| WRITTEN EXERCISE |
Search the records for "классификации". Copy every line where it appears.

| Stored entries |

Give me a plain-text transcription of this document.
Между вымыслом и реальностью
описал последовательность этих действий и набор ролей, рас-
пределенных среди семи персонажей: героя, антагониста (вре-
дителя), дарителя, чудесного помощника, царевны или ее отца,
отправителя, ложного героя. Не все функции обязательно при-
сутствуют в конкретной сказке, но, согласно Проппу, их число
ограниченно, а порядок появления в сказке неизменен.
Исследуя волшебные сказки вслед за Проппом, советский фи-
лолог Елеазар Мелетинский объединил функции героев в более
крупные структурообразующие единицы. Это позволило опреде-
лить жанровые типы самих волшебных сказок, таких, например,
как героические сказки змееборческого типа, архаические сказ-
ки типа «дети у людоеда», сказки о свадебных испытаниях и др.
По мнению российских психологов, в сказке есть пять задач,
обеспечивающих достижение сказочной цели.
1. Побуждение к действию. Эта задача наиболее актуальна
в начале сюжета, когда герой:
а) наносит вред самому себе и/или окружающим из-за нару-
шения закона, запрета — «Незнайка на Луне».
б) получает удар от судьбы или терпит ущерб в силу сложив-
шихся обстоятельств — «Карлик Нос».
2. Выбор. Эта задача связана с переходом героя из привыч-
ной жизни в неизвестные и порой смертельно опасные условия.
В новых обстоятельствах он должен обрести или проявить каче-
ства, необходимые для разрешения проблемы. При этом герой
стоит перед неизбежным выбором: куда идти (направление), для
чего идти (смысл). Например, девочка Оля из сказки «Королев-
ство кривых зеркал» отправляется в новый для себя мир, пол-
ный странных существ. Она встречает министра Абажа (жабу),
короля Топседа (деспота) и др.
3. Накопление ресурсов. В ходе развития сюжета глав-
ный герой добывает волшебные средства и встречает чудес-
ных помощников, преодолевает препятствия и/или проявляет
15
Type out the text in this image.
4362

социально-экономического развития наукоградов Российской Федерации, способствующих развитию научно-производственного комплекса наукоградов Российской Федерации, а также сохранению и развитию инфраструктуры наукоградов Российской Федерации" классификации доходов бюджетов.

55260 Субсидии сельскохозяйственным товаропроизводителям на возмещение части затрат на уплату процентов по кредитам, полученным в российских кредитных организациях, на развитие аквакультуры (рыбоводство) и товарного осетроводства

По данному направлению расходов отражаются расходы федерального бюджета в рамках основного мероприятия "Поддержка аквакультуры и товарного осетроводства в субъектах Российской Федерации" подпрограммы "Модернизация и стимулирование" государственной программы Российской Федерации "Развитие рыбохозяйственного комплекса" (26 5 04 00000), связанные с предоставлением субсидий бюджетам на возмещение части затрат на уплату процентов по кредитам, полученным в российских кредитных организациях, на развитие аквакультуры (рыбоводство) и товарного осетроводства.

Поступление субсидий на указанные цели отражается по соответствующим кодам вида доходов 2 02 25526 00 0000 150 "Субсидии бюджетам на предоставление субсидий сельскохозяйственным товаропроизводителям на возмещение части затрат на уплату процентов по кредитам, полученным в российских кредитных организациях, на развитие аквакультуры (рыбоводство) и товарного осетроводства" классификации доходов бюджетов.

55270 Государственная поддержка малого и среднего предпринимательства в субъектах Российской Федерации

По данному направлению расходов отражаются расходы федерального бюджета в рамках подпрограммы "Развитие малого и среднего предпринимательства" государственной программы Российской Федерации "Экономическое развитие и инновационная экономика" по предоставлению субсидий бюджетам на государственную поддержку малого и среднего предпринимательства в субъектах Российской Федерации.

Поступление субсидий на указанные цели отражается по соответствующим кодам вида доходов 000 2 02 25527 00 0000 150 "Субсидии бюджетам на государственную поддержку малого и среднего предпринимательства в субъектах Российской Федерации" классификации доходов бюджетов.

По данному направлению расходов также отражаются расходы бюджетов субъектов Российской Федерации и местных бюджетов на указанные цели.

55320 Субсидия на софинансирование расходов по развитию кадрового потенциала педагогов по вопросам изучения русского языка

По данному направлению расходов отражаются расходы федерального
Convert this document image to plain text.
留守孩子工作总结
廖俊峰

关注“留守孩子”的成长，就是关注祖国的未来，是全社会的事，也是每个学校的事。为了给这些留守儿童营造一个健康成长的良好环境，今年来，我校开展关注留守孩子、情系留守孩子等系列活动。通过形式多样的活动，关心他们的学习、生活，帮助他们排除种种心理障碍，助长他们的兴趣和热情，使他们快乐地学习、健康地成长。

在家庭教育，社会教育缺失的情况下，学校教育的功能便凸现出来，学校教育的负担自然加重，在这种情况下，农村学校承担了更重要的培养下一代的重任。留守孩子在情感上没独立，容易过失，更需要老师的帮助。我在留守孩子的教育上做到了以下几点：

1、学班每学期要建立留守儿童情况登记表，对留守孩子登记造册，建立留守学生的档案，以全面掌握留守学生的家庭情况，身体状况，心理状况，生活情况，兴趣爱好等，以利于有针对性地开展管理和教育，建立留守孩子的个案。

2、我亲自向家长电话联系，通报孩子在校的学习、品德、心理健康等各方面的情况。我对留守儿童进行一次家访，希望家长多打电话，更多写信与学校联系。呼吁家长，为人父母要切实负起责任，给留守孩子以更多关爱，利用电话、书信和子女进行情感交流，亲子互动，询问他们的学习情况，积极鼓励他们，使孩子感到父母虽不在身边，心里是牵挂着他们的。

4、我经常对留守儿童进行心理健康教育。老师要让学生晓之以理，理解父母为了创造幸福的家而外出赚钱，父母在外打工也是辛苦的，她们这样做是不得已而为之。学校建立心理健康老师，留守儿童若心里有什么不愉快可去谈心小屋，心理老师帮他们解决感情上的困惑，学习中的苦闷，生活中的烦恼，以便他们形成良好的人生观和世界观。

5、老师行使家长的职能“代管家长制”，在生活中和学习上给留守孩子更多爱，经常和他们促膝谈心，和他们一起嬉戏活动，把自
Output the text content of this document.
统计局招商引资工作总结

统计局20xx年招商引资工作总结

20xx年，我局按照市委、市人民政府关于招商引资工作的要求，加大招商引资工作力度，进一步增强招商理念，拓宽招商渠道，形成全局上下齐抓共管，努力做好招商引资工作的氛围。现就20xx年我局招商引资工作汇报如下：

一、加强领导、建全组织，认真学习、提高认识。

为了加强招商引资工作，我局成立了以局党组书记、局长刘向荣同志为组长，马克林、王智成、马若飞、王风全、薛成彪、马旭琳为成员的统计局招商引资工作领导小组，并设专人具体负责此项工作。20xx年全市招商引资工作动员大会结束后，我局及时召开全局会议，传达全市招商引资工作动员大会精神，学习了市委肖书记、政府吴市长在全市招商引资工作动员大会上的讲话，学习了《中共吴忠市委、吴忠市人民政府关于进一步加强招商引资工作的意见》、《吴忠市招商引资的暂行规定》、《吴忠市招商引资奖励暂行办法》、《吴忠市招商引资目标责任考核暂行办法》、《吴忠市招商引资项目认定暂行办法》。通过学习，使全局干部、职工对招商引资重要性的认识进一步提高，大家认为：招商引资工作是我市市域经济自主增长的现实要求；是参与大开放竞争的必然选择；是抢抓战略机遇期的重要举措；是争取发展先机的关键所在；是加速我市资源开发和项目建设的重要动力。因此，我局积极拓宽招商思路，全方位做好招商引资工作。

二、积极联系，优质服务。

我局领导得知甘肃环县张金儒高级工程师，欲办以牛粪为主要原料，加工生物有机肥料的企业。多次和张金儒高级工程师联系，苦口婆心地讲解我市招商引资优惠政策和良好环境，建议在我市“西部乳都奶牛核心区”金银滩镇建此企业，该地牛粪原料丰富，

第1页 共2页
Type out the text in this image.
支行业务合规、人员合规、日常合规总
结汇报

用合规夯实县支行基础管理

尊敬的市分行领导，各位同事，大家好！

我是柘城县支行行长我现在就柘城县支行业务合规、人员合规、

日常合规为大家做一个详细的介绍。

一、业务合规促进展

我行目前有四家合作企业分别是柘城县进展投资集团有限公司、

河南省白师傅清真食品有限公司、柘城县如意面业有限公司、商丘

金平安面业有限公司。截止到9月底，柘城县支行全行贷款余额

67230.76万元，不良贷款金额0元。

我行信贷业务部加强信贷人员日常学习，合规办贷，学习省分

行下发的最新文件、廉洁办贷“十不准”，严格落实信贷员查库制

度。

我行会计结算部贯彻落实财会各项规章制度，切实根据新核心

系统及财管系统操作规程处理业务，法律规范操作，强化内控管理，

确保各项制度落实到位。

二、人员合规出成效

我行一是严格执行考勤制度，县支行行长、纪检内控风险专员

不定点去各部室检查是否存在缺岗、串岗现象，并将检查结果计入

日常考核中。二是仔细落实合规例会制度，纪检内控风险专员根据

| WORKED SOLUTION |
социально-экономического развития наукоградов Российской Федерации, способствующих развитию научно-производственного комплекса наукоградов Российской Федерации, а также сохранению и развитию инфраструктуры наукоградов Российской Федерации" классификации доходов бюджетов.
Поступление субсидий на указанные цели отражается по соответствующим кодам вида доходов 2 02 25526 00 0000 150 "Субсидии бюджетам на предоставление субсидий сельскохозяйственным товаропроизводителям на возмещение части затрат на уплату процентов по кредитам, полученным в российских кредитных организациях, на развитие аквакультуры (рыбоводство) и товарного осетроводства" классификации доходов бюджетов.
Поступление субсидий на указанные цели отражается по соответствующим кодам вида доходов 000 2 02 25527 00 0000 150 "Субсидии бюджетам на государственную поддержку малого и среднего предпринимательства в субъектах Российской Федерации" классификации доходов бюджетов.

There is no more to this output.